* _Passage to read_

How to Properly Manage Akka's Memory Usage with 40 Million Lines Task?

2,062 views
Skip to first unread message

Allen Nie

unread,
Jan 9, 2015, 10:53:33 AM1/9/15
to akka...@googlegroups.com

Hi,

    I am trying to process a csv file with 40 million lines of data in there. It's a 5GB size file. I'm trying to use Akka to parallelize the task. However, it seems like I can't stop the quick memory growth. It expanded from 1GB to almost 15GB (the limit I set) under 5 minutes. This is the code in my main() method:

val inputStream = new FileInputStream("E:\\Allen\\DataScience\\train\\train.csv")
val sc = new Scanner(inputStream, "UTF-8")

var counter = 0

while (sc.hasNextLine) {

  rowActors(counter % 20) ! Row(sc.nextLine())

  counter += 1
}

sc.close()
inputStream.close()

    Someone pointed out that I was essentially creating 40 million Row objects, which naturally will take up a lot of space. My row actor is not doing much. Just simply transforming each line into an array of integers (if you are familiar with the concept of vectorizing, that's what I'm doing). Then the transformed array gets printed out. Done. I originally thought there was a memory leak but maybe I'm not managing memory right. Can I get any wise suggestions from the Akka experts here??

    


Soumya Simanta

unread,
Jan 9, 2015, 12:43:49 PM1/9/15
to akka...@googlegroups.com
I would recommend using the Akka-streams API for this. 
Here is sample. I was able to process a 1G file with around 1.5 million records in 20MB of memory. The file read and the writing on the console rates are different but the streams API handles that.  This is not the fastest but you at least won't run out of memory. 



import java.io.FileInputStream
import java.util.Scanner

import akka.actor.ActorSystem
import akka.stream.{FlowMaterializer, MaterializerSettings}
import akka.stream.scaladsl.Source

import scala.util.Try


object StreamingFileReader extends App {


  val inputStream = new FileInputStream("/path/to/file")
  val sc = new Scanner(inputStream, "UTF-8")

  implicit val system = ActorSystem("Sys")
  val settings = MaterializerSettings(system)
  implicit val materializer = FlowMaterializer(settings.copy(maxInputBufferSize = 256, initialInputBufferSize = 256))

  val fileSource = Source(() => Iterator.continually(sc.nextLine()))

  import system.dispatcher    

  fileSource.map { line =>
    line //do nothing
  //in the for each print the line. 
  }.foreach(println).onComplete { _ =>
    Try {
      sc.close()

* _What the task requires_
Please rewrite the paragraph beginning "Someone pointed out that I was essentially" in the Akka memory thread as a short list of its main facts.

[Records of where elements appear]

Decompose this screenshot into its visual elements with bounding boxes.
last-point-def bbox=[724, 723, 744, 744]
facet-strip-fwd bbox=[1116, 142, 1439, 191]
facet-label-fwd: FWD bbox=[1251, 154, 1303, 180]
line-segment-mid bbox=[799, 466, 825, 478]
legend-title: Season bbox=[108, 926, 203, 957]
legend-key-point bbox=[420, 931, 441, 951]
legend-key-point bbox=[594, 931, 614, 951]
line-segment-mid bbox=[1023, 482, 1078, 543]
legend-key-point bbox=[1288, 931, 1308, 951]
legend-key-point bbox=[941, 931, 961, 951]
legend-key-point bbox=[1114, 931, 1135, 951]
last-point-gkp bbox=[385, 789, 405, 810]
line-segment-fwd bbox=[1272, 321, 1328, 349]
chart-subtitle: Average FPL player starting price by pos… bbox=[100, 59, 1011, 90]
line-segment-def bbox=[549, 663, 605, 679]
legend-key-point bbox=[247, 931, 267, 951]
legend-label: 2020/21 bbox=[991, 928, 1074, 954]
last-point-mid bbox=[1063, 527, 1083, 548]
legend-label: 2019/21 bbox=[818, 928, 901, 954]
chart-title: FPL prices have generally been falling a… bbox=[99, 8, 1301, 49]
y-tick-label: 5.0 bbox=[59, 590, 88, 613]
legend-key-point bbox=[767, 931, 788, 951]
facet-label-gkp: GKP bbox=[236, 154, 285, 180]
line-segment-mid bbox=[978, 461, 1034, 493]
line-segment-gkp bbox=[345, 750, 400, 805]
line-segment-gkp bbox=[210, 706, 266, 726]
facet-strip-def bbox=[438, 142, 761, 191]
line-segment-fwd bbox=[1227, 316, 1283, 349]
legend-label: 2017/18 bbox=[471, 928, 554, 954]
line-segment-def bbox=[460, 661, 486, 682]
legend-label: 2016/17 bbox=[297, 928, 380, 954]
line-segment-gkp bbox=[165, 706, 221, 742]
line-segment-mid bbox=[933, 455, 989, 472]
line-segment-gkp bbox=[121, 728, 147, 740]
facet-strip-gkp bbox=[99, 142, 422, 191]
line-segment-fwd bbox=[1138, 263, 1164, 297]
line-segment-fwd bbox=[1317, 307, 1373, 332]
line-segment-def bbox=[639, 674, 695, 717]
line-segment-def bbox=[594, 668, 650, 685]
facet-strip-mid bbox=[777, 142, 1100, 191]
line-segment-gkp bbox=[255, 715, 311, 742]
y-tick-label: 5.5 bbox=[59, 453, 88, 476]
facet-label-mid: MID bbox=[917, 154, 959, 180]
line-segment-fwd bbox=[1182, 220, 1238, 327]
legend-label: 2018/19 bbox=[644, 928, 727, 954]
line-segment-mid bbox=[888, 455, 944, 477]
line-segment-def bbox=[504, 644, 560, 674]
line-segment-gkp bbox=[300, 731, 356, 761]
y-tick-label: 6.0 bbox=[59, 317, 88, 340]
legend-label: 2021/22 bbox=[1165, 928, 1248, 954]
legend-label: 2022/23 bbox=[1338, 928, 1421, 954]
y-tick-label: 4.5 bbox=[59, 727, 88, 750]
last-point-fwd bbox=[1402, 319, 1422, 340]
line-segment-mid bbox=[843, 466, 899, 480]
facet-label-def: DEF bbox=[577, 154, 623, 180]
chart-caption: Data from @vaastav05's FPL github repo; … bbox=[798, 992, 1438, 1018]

* _Written response_
- Someone noted that the code was essentially creating 40 million Row objects, which naturally take up a lot of space.
- The row actor does little: it transforms each line into an array of integers (vectorizing) and prints the transformed array.
- The poster first suspected a memory leak but now thinks the memory may not be managed right.
- The poster asks the Akka experts for suggestions.